Instructions for the task:
Exactly as written, please set down all of the entries again, with no pictures.

****************************************

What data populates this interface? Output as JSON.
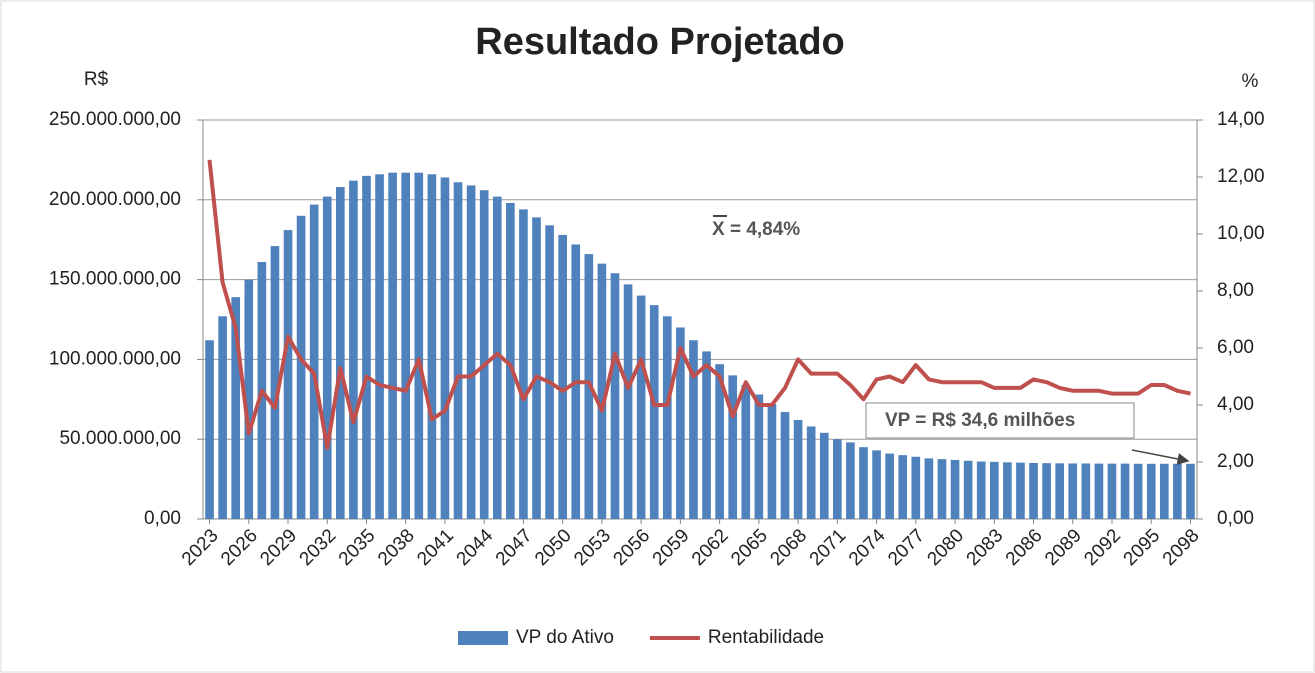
{
  "chart_data": {
    "type": "bar-line",
    "title": "Resultado Projetado",
    "y_axis_label": "R$",
    "y2_axis_label": "%",
    "categories": [
      "2023",
      null,
      null,
      "2026",
      null,
      null,
      "2029",
      null,
      null,
      "2032",
      null,
      null,
      "2035",
      null,
      null,
      "2038",
      null,
      null,
      "2041",
      null,
      null,
      "2044",
      null,
      null,
      "2047",
      null,
      null,
      "2050",
      null,
      null,
      "2053",
      null,
      null,
      "2056",
      null,
      null,
      "2059",
      null,
      null,
      "2062",
      null,
      null,
      "2065",
      null,
      null,
      "2068",
      null,
      null,
      "2071",
      null,
      null,
      "2074",
      null,
      null,
      "2077",
      null,
      null,
      "2080",
      null,
      null,
      "2083",
      null,
      null,
      "2086",
      null,
      null,
      "2089",
      null,
      null,
      "2092",
      null,
      null,
      "2095",
      null,
      null,
      "2098"
    ],
    "series": [
      {
        "name": "VP do Ativo",
        "color": "#4f81bd",
        "kind": "bar",
        "values": [
          112000000,
          127000000,
          139000000,
          150000000,
          161000000,
          171000000,
          181000000,
          190000000,
          197000000,
          202000000,
          208000000,
          212000000,
          215000000,
          216000000,
          217000000,
          217000000,
          217000000,
          216000000,
          214000000,
          211000000,
          209000000,
          206000000,
          202000000,
          198000000,
          194000000,
          189000000,
          184000000,
          178000000,
          172000000,
          166000000,
          160000000,
          154000000,
          147000000,
          140000000,
          134000000,
          127000000,
          120000000,
          112000000,
          105000000,
          97000000,
          90000000,
          84000000,
          78000000,
          72000000,
          67000000,
          62000000,
          58000000,
          54000000,
          50000000,
          48000000,
          45000000,
          43000000,
          41000000,
          40000000,
          39000000,
          38000000,
          37500000,
          37000000,
          36500000,
          36000000,
          35800000,
          35500000,
          35300000,
          35100000,
          35000000,
          34900000,
          34800000,
          34800000,
          34700000,
          34700000,
          34700000,
          34600000,
          34600000,
          34600000,
          34600000,
          34600000
        ]
      },
      {
        "name": "Rentabilidade",
        "color": "#c0504d",
        "kind": "line",
        "axis": "y2",
        "values": [
          12.6,
          8.3,
          6.7,
          3.0,
          4.5,
          3.9,
          6.4,
          5.6,
          5.1,
          2.5,
          5.3,
          3.4,
          5.0,
          4.7,
          4.6,
          4.5,
          5.6,
          3.5,
          3.8,
          5.0,
          5.0,
          5.4,
          5.8,
          5.4,
          4.2,
          5.0,
          4.8,
          4.5,
          4.8,
          4.8,
          3.8,
          5.8,
          4.6,
          5.6,
          4.0,
          4.0,
          6.0,
          5.0,
          5.4,
          5.0,
          3.6,
          4.8,
          4.0,
          4.0,
          4.6,
          5.6,
          5.1,
          5.1,
          5.1,
          4.7,
          4.2,
          4.9,
          5.0,
          4.8,
          5.4,
          4.9,
          4.8,
          4.8,
          4.8,
          4.8,
          4.6,
          4.6,
          4.6,
          4.9,
          4.8,
          4.6,
          4.5,
          4.5,
          4.5,
          4.4,
          4.4,
          4.4,
          4.7,
          4.7,
          4.5,
          4.4
        ]
      }
    ],
    "ylim": [
      0,
      250000000
    ],
    "yticks": [
      {
        "value": 0,
        "label": "0,00"
      },
      {
        "value": 50000000,
        "label": "50.000.000,00"
      },
      {
        "value": 100000000,
        "label": "100.000.000,00"
      },
      {
        "value": 150000000,
        "label": "150.000.000,00"
      },
      {
        "value": 200000000,
        "label": "200.000.000,00"
      },
      {
        "value": 250000000,
        "label": "250.000.000,00"
      }
    ],
    "y2lim": [
      0,
      14
    ],
    "y2ticks": [
      {
        "value": 0,
        "label": "0,00"
      },
      {
        "value": 2,
        "label": "2,00"
      },
      {
        "value": 4,
        "label": "4,00"
      },
      {
        "value": 6,
        "label": "6,00"
      },
      {
        "value": 8,
        "label": "8,00"
      },
      {
        "value": 10,
        "label": "10,00"
      },
      {
        "value": 12,
        "label": "12,00"
      },
      {
        "value": 14,
        "label": "14,00"
      }
    ],
    "grid": true,
    "legend": "bottom",
    "annotations": [
      "X = 4,84%",
      "VP = R$ 34,6 milhões"
    ]
  }
}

****************************************

Written reply:
What data populates this interface? Output as JSON.
{
  "chart_data": {
    "type": "bar-line",
    "title": "Resultado Projetado",
    "y_axis_label": "R$",
    "y2_axis_label": "%",
    "categories": [
      "2023",
      null,
      null,
      "2026",
      null,
      null,
      "2029",
      null,
      null,
      "2032",
      null,
      null,
      "2035",
      null,
      null,
      "2038",
      null,
      null,
      "2041",
      null,
      null,
      "2044",
      null,
      null,
      "2047",
      null,
      null,
      "2050",
      null,
      null,
      "2053",
      null,
      null,
      "2056",
      null,
      null,
      "2059",
      null,
      null,
      "2062",
      null,
      null,
      "2065",
      null,
      null,
      "2068",
      null,
      null,
      "2071",
      null,
      null,
      "2074",
      null,
      null,
      "2077",
      null,
      null,
      "2080",
      null,
      null,
      "2083",
      null,
      null,
      "2086",
      null,
      null,
      "2089",
      null,
      null,
      "2092",
      null,
      null,
      "2095",
      null,
      null,
      "2098"
    ],
    "series": [
      {
        "name": "VP do Ativo",
        "color": "#4f81bd",
        "kind": "bar",
        "values": [
          112000000,
          127000000,
          139000000,
          150000000,
          161000000,
          171000000,
          181000000,
          190000000,
          197000000,
          202000000,
          208000000,
          212000000,
          215000000,
          216000000,
          217000000,
          217000000,
          217000000,
          216000000,
          214000000,
          211000000,
          209000000,
          206000000,
          202000000,
          198000000,
          194000000,
          189000000,
          184000000,
          178000000,
          172000000,
          166000000,
          160000000,
          154000000,
          147000000,
          140000000,
          134000000,
          127000000,
          120000000,
          112000000,
          105000000,
          97000000,
          90000000,
          84000000,
          78000000,
          72000000,
          67000000,
          62000000,
          58000000,
          54000000,
          50000000,
          48000000,
          45000000,
          43000000,
          41000000,
          40000000,
          39000000,
          38000000,
          37500000,
          37000000,
          36500000,
          36000000,
          35800000,
          35500000,
          35300000,
          35100000,
          35000000,
          34900000,
          34800000,
          34800000,
          34700000,
          34700000,
          34700000,
          34600000,
          34600000,
          34600000,
          34600000,
          34600000
        ]
      },
      {
        "name": "Rentabilidade",
        "color": "#c0504d",
        "kind": "line",
        "axis": "y2",
        "values": [
          12.6,
          8.3,
          6.7,
          3.0,
          4.5,
          3.9,
          6.4,
          5.6,
          5.1,
          2.5,
          5.3,
          3.4,
          5.0,
          4.7,
          4.6,
          4.5,
          5.6,
          3.5,
          3.8,
          5.0,
          5.0,
          5.4,
          5.8,
          5.4,
          4.2,
          5.0,
          4.8,
          4.5,
          4.8,
          4.8,
          3.8,
          5.8,
          4.6,
          5.6,
          4.0,
          4.0,
          6.0,
          5.0,
          5.4,
          5.0,
          3.6,
          4.8,
          4.0,
          4.0,
          4.6,
          5.6,
          5.1,
          5.1,
          5.1,
          4.7,
          4.2,
          4.9,
          5.0,
          4.8,
          5.4,
          4.9,
          4.8,
          4.8,
          4.8,
          4.8,
          4.6,
          4.6,
          4.6,
          4.9,
          4.8,
          4.6,
          4.5,
          4.5,
          4.5,
          4.4,
          4.4,
          4.4,
          4.7,
          4.7,
          4.5,
          4.4
        ]
      }
    ],
    "ylim": [
      0,
      250000000
    ],
    "yticks": [
      {
        "value": 0,
        "label": "0,00"
      },
      {
        "value": 50000000,
        "label": "50.000.000,00"
      },
      {
        "value": 100000000,
        "label": "100.000.000,00"
      },
      {
        "value": 150000000,
        "label": "150.000.000,00"
      },
      {
        "value": 200000000,
        "label": "200.000.000,00"
      },
      {
        "value": 250000000,
        "label": "250.000.000,00"
      }
    ],
    "y2lim": [
      0,
      14
    ],
    "y2ticks": [
      {
        "value": 0,
        "label": "0,00"
      },
      {
        "value": 2,
        "label": "2,00"
      },
      {
        "value": 4,
        "label": "4,00"
      },
      {
        "value": 6,
        "label": "6,00"
      },
      {
        "value": 8,
        "label": "8,00"
      },
      {
        "value": 10,
        "label": "10,00"
      },
      {
        "value": 12,
        "label": "12,00"
      },
      {
        "value": 14,
        "label": "14,00"
      }
    ],
    "grid": true,
    "legend": "bottom",
    "annotations": [
      "X = 4,84%",
      "VP = R$ 34,6 milhões"
    ]
  }
}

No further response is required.